> **Task instructions**
In the records below, work out how many lines hold the word "better". Report the number alone.

========================================================================

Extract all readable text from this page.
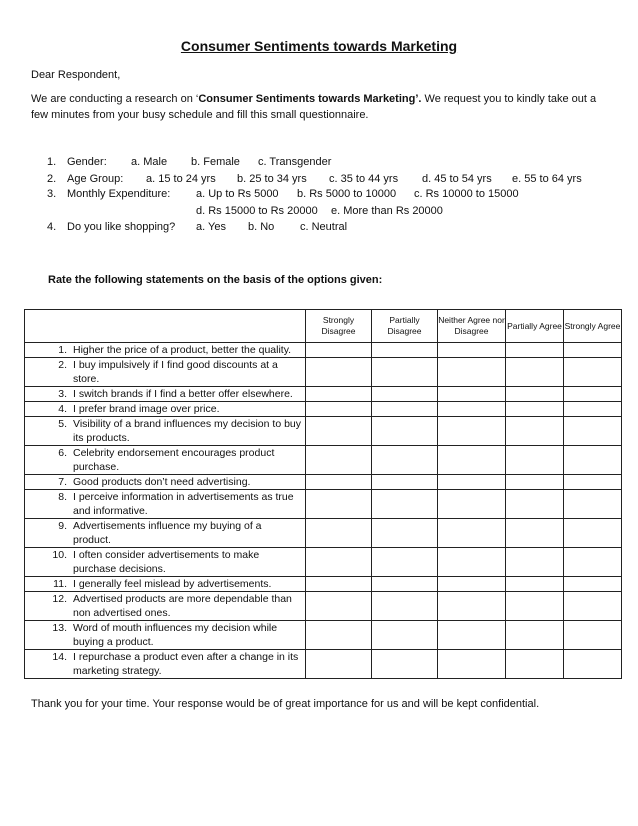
Consumer Sentiments towards Marketing
Dear Respondent,
We are conducting a research on ‘Consumer Sentiments towards Marketing’. We request you to kindly take out a few minutes from your busy schedule and fill this small questionnaire.
1. Gender: a. Male b. Female c. Transgender
2. Age Group: a. 15 to 24 yrs b. 25 to 34 yrs c. 35 to 44 yrs d. 45 to 54 yrs e. 55 to 64 yrs
3. Monthly Expenditure: a. Up to Rs 5000 b. Rs 5000 to 10000 c. Rs 10000 to 15000
d. Rs 15000 to Rs 20000 e. More than Rs 20000
4. Do you like shopping? a. Yes b. No c. Neutral
Rate the following statements on the basis of the options given:
	Strongly Disagree	Partially Disagree	Neither Agree nor Disagree	Partially Agree	Strongly Agree

1. Higher the price of a product, better the quality.					

2. I buy impulsively if I find good discounts at a store.					

3. I switch brands if I find a better offer elsewhere.					

4. I prefer brand image over price.					

5. Visibility of a brand influences my decision to buy its products.					

6. Celebrity endorsement encourages product purchase.					

7. Good products don’t need advertising.					

8. I perceive information in advertisements as true and informative.					

9. Advertisements influence my buying of a product.					

10. I often consider advertisements to make purchase decisions.					

11. I generally feel mislead by advertisements.					

12. Advertised products are more dependable than non advertised ones.					

13. Word of mouth influences my decision while buying a product.					

14. I repurchase a product even after a change in its marketing strategy.					

Thank you for your time. Your response would be of great importance for us and will be kept confidential.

========================================================================

> **Completed exercise**
2